Below is a set of records; print all of them exactly as written.

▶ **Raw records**
○ ○ ○

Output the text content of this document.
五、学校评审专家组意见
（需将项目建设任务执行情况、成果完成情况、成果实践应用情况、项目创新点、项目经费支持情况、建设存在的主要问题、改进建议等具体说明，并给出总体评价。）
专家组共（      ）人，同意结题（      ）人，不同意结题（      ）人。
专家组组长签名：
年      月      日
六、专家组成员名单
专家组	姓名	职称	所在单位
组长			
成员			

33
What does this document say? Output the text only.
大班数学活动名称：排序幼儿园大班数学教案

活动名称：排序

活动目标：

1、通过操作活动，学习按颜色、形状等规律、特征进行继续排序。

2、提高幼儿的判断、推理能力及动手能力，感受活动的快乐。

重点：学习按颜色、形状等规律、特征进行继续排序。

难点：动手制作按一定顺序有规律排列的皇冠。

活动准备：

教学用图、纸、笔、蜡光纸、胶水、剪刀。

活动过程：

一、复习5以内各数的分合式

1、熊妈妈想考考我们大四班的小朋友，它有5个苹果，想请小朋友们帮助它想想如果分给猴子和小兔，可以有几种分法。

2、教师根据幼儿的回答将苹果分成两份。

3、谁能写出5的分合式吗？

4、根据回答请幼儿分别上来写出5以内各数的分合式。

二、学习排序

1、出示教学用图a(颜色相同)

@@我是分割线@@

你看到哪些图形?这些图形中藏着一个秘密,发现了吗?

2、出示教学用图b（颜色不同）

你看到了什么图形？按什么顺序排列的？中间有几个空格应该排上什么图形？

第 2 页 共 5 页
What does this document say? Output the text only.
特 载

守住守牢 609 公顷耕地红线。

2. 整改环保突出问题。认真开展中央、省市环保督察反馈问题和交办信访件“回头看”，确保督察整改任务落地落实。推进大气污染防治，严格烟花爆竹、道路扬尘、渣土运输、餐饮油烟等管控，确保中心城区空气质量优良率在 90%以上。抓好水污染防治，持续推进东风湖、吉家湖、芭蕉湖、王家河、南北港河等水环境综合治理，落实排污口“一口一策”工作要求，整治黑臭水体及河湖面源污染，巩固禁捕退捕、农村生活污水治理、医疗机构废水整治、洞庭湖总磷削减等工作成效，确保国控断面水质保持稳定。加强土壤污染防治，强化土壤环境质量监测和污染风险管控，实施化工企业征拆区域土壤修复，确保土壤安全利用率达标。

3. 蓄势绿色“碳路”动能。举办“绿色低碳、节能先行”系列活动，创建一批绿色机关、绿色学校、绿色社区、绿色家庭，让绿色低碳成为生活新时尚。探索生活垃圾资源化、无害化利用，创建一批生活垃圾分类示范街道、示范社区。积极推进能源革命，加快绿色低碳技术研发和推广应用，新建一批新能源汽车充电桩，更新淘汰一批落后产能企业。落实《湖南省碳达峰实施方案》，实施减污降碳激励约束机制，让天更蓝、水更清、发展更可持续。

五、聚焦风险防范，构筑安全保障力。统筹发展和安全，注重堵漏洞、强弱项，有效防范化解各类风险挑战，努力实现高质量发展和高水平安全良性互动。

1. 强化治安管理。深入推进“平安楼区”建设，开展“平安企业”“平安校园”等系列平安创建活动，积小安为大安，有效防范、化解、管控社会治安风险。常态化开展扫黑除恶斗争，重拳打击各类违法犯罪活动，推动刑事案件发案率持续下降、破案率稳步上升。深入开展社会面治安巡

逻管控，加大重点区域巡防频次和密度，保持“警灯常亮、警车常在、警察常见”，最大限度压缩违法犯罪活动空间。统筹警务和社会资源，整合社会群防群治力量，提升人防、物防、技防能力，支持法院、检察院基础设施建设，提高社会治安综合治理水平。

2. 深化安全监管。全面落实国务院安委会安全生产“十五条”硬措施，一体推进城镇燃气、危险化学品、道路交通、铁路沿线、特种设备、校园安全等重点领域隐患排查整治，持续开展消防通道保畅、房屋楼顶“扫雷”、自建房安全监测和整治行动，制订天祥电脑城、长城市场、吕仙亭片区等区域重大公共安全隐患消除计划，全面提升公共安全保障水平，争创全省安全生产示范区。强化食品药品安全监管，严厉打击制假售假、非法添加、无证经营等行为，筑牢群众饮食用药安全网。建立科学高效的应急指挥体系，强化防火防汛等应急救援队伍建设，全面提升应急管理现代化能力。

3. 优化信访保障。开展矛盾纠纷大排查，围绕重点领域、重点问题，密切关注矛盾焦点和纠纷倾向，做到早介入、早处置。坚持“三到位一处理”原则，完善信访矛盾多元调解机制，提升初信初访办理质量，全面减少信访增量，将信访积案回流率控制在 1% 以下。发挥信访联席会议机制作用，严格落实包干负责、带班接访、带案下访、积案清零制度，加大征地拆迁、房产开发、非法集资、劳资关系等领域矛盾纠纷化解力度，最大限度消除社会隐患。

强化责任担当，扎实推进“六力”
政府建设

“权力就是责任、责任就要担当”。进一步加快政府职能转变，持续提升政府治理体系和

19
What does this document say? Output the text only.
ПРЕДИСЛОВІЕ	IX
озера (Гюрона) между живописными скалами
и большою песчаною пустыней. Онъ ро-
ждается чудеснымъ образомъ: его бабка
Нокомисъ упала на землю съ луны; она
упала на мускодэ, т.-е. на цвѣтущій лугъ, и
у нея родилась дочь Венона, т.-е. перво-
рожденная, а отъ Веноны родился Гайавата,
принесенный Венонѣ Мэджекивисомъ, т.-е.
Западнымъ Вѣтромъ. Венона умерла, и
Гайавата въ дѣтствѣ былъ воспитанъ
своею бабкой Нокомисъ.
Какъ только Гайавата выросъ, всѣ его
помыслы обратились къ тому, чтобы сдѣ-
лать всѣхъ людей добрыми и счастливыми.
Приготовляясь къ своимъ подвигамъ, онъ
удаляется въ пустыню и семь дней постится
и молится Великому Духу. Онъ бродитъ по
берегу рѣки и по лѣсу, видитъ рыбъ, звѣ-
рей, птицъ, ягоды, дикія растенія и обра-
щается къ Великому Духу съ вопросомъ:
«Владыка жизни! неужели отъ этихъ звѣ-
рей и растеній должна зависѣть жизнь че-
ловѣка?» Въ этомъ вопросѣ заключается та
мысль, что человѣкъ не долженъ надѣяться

○ ○ ○

▶ **Finished task**
Output the text content of this document.
五、学校评审专家组意见
（需将项目建设任务执行情况、成果完成情况、成果实践应用情况、项目创新点、项目经费支持情况、建设存在的主要问题、改进建议等具体说明，并给出总体评价。）
专家组共（      ）人，同意结题（      ）人，不同意结题（      ）人。
专家组组长签名：
年      月      日
六、专家组成员名单
专家组	姓名	职称	所在单位
组长			
成员			

33
What does this document say? Output the text only.
大班数学活动名称：排序幼儿园大班数学教案

活动名称：排序

活动目标：

1、通过操作活动，学习按颜色、形状等规律、特征进行继续排序。

2、提高幼儿的判断、推理能力及动手能力，感受活动的快乐。

重点：学习按颜色、形状等规律、特征进行继续排序。

难点：动手制作按一定顺序有规律排列的皇冠。

活动准备：

教学用图、纸、笔、蜡光纸、胶水、剪刀。

活动过程：

一、复习5以内各数的分合式

1、熊妈妈想考考我们大四班的小朋友，它有5个苹果，想请小朋友们帮助它想想如果分给猴子和小兔，可以有几种分法。

2、教师根据幼儿的回答将苹果分成两份。

3、谁能写出5的分合式吗？

4、根据回答请幼儿分别上来写出5以内各数的分合式。

二、学习排序

1、出示教学用图a(颜色相同)

@@我是分割线@@

你看到哪些图形?这些图形中藏着一个秘密,发现了吗?

2、出示教学用图b（颜色不同）

你看到了什么图形？按什么顺序排列的？中间有几个空格应该排上什么图形？

第 2 页 共 5 页
What does this document say? Output the text only.
特 载

守住守牢 609 公顷耕地红线。

2. 整改环保突出问题。认真开展中央、省市环保督察反馈问题和交办信访件“回头看”，确保督察整改任务落地落实。推进大气污染防治，严格烟花爆竹、道路扬尘、渣土运输、餐饮油烟等管控，确保中心城区空气质量优良率在 90%以上。抓好水污染防治，持续推进东风湖、吉家湖、芭蕉湖、王家河、南北港河等水环境综合治理，落实排污口“一口一策”工作要求，整治黑臭水体及河湖面源污染，巩固禁捕退捕、农村生活污水治理、医疗机构废水整治、洞庭湖总磷削减等工作成效，确保国控断面水质保持稳定。加强土壤污染防治，强化土壤环境质量监测和污染风险管控，实施化工企业征拆区域土壤修复，确保土壤安全利用率达标。

3. 蓄势绿色“碳路”动能。举办“绿色低碳、节能先行”系列活动，创建一批绿色机关、绿色学校、绿色社区、绿色家庭，让绿色低碳成为生活新时尚。探索生活垃圾资源化、无害化利用，创建一批生活垃圾分类示范街道、示范社区。积极推进能源革命，加快绿色低碳技术研发和推广应用，新建一批新能源汽车充电桩，更新淘汰一批落后产能企业。落实《湖南省碳达峰实施方案》，实施减污降碳激励约束机制，让天更蓝、水更清、发展更可持续。

五、聚焦风险防范，构筑安全保障力。统筹发展和安全，注重堵漏洞、强弱项，有效防范化解各类风险挑战，努力实现高质量发展和高水平安全良性互动。

1. 强化治安管理。深入推进“平安楼区”建设，开展“平安企业”“平安校园”等系列平安创建活动，积小安为大安，有效防范、化解、管控社会治安风险。常态化开展扫黑除恶斗争，重拳打击各类违法犯罪活动，推动刑事案件发案率持续下降、破案率稳步上升。深入开展社会面治安巡

逻管控，加大重点区域巡防频次和密度，保持“警灯常亮、警车常在、警察常见”，最大限度压缩违法犯罪活动空间。统筹警务和社会资源，整合社会群防群治力量，提升人防、物防、技防能力，支持法院、检察院基础设施建设，提高社会治安综合治理水平。

2. 深化安全监管。全面落实国务院安委会安全生产“十五条”硬措施，一体推进城镇燃气、危险化学品、道路交通、铁路沿线、特种设备、校园安全等重点领域隐患排查整治，持续开展消防通道保畅、房屋楼顶“扫雷”、自建房安全监测和整治行动，制订天祥电脑城、长城市场、吕仙亭片区等区域重大公共安全隐患消除计划，全面提升公共安全保障水平，争创全省安全生产示范区。强化食品药品安全监管，严厉打击制假售假、非法添加、无证经营等行为，筑牢群众饮食用药安全网。建立科学高效的应急指挥体系，强化防火防汛等应急救援队伍建设，全面提升应急管理现代化能力。

3. 优化信访保障。开展矛盾纠纷大排查，围绕重点领域、重点问题，密切关注矛盾焦点和纠纷倾向，做到早介入、早处置。坚持“三到位一处理”原则，完善信访矛盾多元调解机制，提升初信初访办理质量，全面减少信访增量，将信访积案回流率控制在 1% 以下。发挥信访联席会议机制作用，严格落实包干负责、带班接访、带案下访、积案清零制度，加大征地拆迁、房产开发、非法集资、劳资关系等领域矛盾纠纷化解力度，最大限度消除社会隐患。

强化责任担当，扎实推进“六力”
政府建设

“权力就是责任、责任就要担当”。进一步加快政府职能转变，持续提升政府治理体系和

19
What does this document say? Output the text only.
ПРЕДИСЛОВІЕ	IX
озера (Гюрона) между живописными скалами
и большою песчаною пустыней. Онъ ро-
ждается чудеснымъ образомъ: его бабка
Нокомисъ упала на землю съ луны; она
упала на мускодэ, т.-е. на цвѣтущій лугъ, и
у нея родилась дочь Венона, т.-е. перво-
рожденная, а отъ Веноны родился Гайавата,
принесенный Венонѣ Мэджекивисомъ, т.-е.
Западнымъ Вѣтромъ. Венона умерла, и
Гайавата въ дѣтствѣ былъ воспитанъ
своею бабкой Нокомисъ.
Какъ только Гайавата выросъ, всѣ его
помыслы обратились къ тому, чтобы сдѣ-
лать всѣхъ людей добрыми и счастливыми.
Приготовляясь къ своимъ подвигамъ, онъ
удаляется въ пустыню и семь дней постится
и молится Великому Духу. Онъ бродитъ по
берегу рѣки и по лѣсу, видитъ рыбъ, звѣ-
рей, птицъ, ягоды, дикія растенія и обра-
щается къ Великому Духу съ вопросомъ:
«Владыка жизни! неужели отъ этихъ звѣ-
рей и растеній должна зависѣть жизнь че-
ловѣка?» Въ этомъ вопросѣ заключается та
мысль, что человѣкъ не долженъ надѣяться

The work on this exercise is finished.